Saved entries
******************************

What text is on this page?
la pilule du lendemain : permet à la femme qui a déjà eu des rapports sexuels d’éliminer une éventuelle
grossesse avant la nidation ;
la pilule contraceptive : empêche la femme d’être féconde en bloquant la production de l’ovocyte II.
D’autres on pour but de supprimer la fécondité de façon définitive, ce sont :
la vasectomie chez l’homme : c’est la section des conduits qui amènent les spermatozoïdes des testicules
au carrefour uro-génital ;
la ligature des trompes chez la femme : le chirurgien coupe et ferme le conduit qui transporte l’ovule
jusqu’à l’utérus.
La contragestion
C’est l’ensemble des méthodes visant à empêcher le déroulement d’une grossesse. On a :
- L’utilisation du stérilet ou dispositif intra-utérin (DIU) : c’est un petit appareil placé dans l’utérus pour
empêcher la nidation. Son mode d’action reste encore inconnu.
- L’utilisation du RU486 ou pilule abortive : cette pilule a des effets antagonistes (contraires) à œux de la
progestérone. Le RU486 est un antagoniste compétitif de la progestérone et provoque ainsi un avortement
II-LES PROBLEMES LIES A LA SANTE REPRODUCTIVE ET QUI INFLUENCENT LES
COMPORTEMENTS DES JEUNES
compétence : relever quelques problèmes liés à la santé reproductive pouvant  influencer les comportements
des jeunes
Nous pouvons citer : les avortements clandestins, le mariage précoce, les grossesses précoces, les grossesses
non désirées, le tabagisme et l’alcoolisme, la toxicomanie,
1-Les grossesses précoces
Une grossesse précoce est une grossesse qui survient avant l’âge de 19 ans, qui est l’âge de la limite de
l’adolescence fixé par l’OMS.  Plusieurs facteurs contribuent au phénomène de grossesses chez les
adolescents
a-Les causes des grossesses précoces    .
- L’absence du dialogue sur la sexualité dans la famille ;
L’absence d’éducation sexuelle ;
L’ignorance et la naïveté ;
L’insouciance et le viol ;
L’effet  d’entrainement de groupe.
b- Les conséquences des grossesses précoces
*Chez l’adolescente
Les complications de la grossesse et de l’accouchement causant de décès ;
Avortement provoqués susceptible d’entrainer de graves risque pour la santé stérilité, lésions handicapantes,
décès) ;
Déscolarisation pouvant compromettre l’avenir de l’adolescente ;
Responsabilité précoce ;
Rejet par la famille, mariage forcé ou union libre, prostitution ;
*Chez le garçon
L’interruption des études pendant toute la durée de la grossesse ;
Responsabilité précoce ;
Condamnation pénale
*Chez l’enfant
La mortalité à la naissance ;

******************************

● Problem details:
Restate each of the entries above verbatim.

● Written solution:
What text is on this page?
la pilule du lendemain : permet à la femme qui a déjà eu des rapports sexuels d’éliminer une éventuelle
grossesse avant la nidation ;
la pilule contraceptive : empêche la femme d’être féconde en bloquant la production de l’ovocyte II.
D’autres on pour but de supprimer la fécondité de façon définitive, ce sont :
la vasectomie chez l’homme : c’est la section des conduits qui amènent les spermatozoïdes des testicules
au carrefour uro-génital ;
la ligature des trompes chez la femme : le chirurgien coupe et ferme le conduit qui transporte l’ovule
jusqu’à l’utérus.
La contragestion
C’est l’ensemble des méthodes visant à empêcher le déroulement d’une grossesse. On a :
- L’utilisation du stérilet ou dispositif intra-utérin (DIU) : c’est un petit appareil placé dans l’utérus pour
empêcher la nidation. Son mode d’action reste encore inconnu.
- L’utilisation du RU486 ou pilule abortive : cette pilule a des effets antagonistes (contraires) à œux de la
progestérone. Le RU486 est un antagoniste compétitif de la progestérone et provoque ainsi un avortement
II-LES PROBLEMES LIES A LA SANTE REPRODUCTIVE ET QUI INFLUENCENT LES
COMPORTEMENTS DES JEUNES
compétence : relever quelques problèmes liés à la santé reproductive pouvant  influencer les comportements
des jeunes
Nous pouvons citer : les avortements clandestins, le mariage précoce, les grossesses précoces, les grossesses
non désirées, le tabagisme et l’alcoolisme, la toxicomanie,
1-Les grossesses précoces
Une grossesse précoce est une grossesse qui survient avant l’âge de 19 ans, qui est l’âge de la limite de
l’adolescence fixé par l’OMS.  Plusieurs facteurs contribuent au phénomène de grossesses chez les
adolescents
a-Les causes des grossesses précoces    .
- L’absence du dialogue sur la sexualité dans la famille ;
L’absence d’éducation sexuelle ;
L’ignorance et la naïveté ;
L’insouciance et le viol ;
L’effet  d’entrainement de groupe.
b- Les conséquences des grossesses précoces
*Chez l’adolescente
Les complications de la grossesse et de l’accouchement causant de décès ;
Avortement provoqués susceptible d’entrainer de graves risque pour la santé stérilité, lésions handicapantes,
décès) ;
Déscolarisation pouvant compromettre l’avenir de l’adolescente ;
Responsabilité précoce ;
Rejet par la famille, mariage forcé ou union libre, prostitution ;
*Chez le garçon
L’interruption des études pendant toute la durée de la grossesse ;
Responsabilité précoce ;
Condamnation pénale
*Chez l’enfant
La mortalité à la naissance ;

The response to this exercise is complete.